• Data supplied:

•••

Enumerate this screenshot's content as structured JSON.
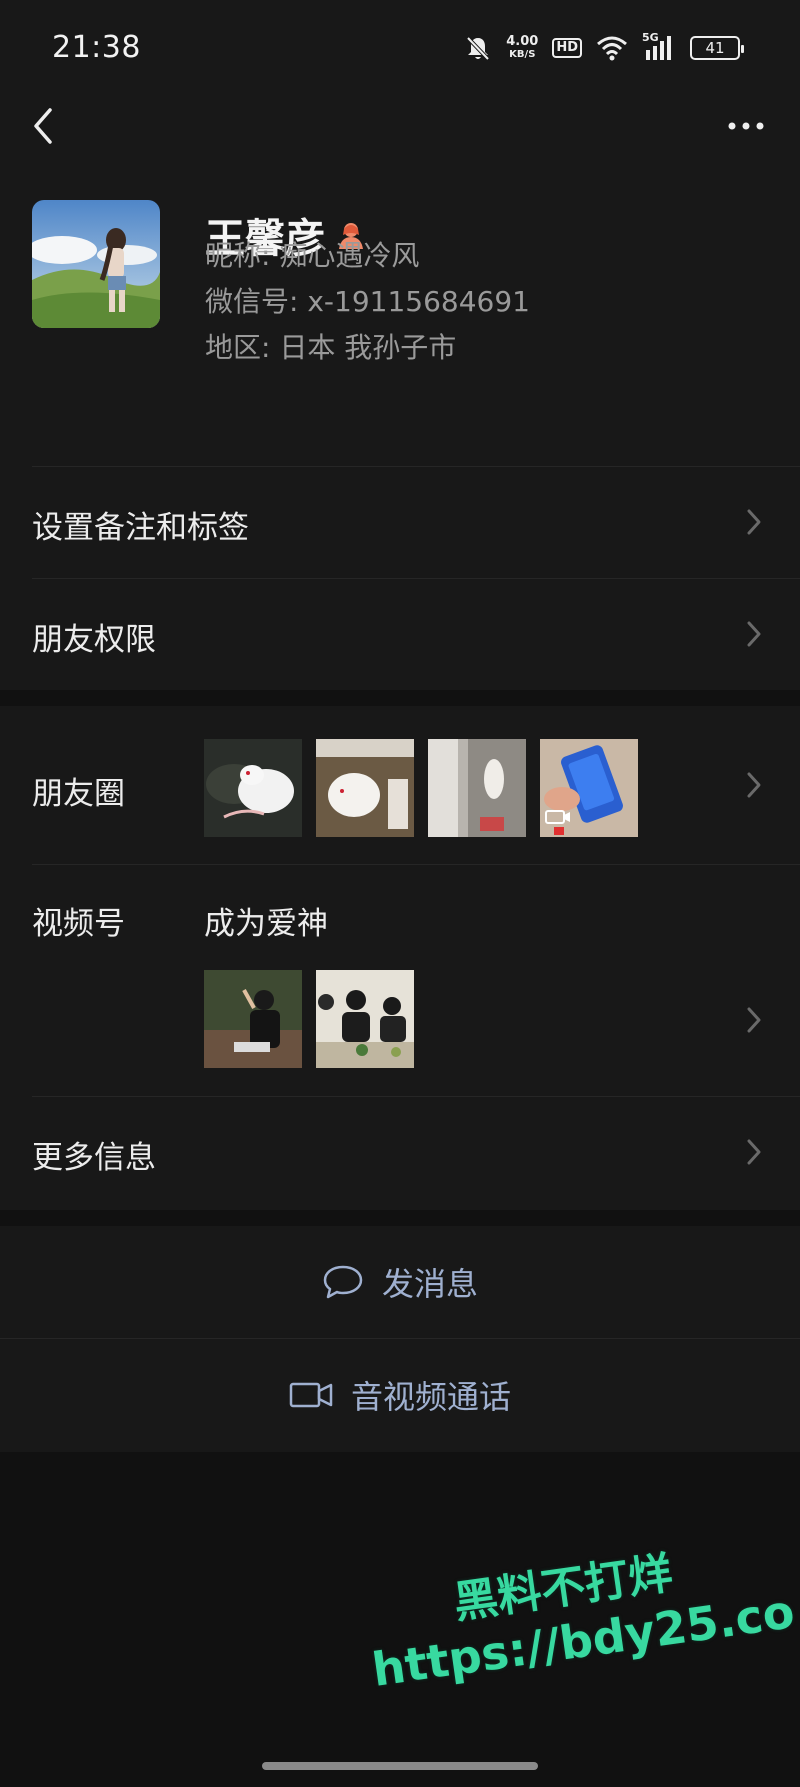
{
  "status_bar": {
    "time": "21:38",
    "net_speed_value": "4.00",
    "net_speed_unit": "KB/S",
    "hd_label": "HD",
    "signal_label": "5G",
    "battery": "41"
  },
  "profile": {
    "name": "王馨彦",
    "nickname": "昵称: 痴心遇冷风",
    "wechat_id": "微信号: x-19115684691",
    "region": "地区: 日本  我孙子市"
  },
  "menu": {
    "remark_label": "设置备注和标签",
    "permissions_label": "朋友权限"
  },
  "moments": {
    "label": "朋友圈"
  },
  "channels": {
    "label": "视频号",
    "title": "成为爱神"
  },
  "more_info": {
    "label": "更多信息"
  },
  "actions": {
    "message": "发消息",
    "call": "音视频通话"
  },
  "watermark": {
    "line1": "黑料不打烊",
    "line2": "https://bdy25.co"
  },
  "colors": {
    "background": "#111111",
    "card": "#181818",
    "action_text": "#9fb0d0",
    "watermark": "#38d9a0"
  }
}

•••

• Problem to work on:
Output the records above exactly as they are, leaving out the pictures.

• Expected answer:
Enumerate this screenshot's content as structured JSON.
{
  "status_bar": {
    "time": "21:38",
    "net_speed_value": "4.00",
    "net_speed_unit": "KB/S",
    "hd_label": "HD",
    "signal_label": "5G",
    "battery": "41"
  },
  "profile": {
    "name": "王馨彦",
    "nickname": "昵称: 痴心遇冷风",
    "wechat_id": "微信号: x-19115684691",
    "region": "地区: 日本  我孙子市"
  },
  "menu": {
    "remark_label": "设置备注和标签",
    "permissions_label": "朋友权限"
  },
  "moments": {
    "label": "朋友圈"
  },
  "channels": {
    "label": "视频号",
    "title": "成为爱神"
  },
  "more_info": {
    "label": "更多信息"
  },
  "actions": {
    "message": "发消息",
    "call": "音视频通话"
  },
  "watermark": {
    "line1": "黑料不打烊",
    "line2": "https://bdy25.co"
  },
  "colors": {
    "background": "#111111",
    "card": "#181818",
    "action_text": "#9fb0d0",
    "watermark": "#38d9a0"
  }
}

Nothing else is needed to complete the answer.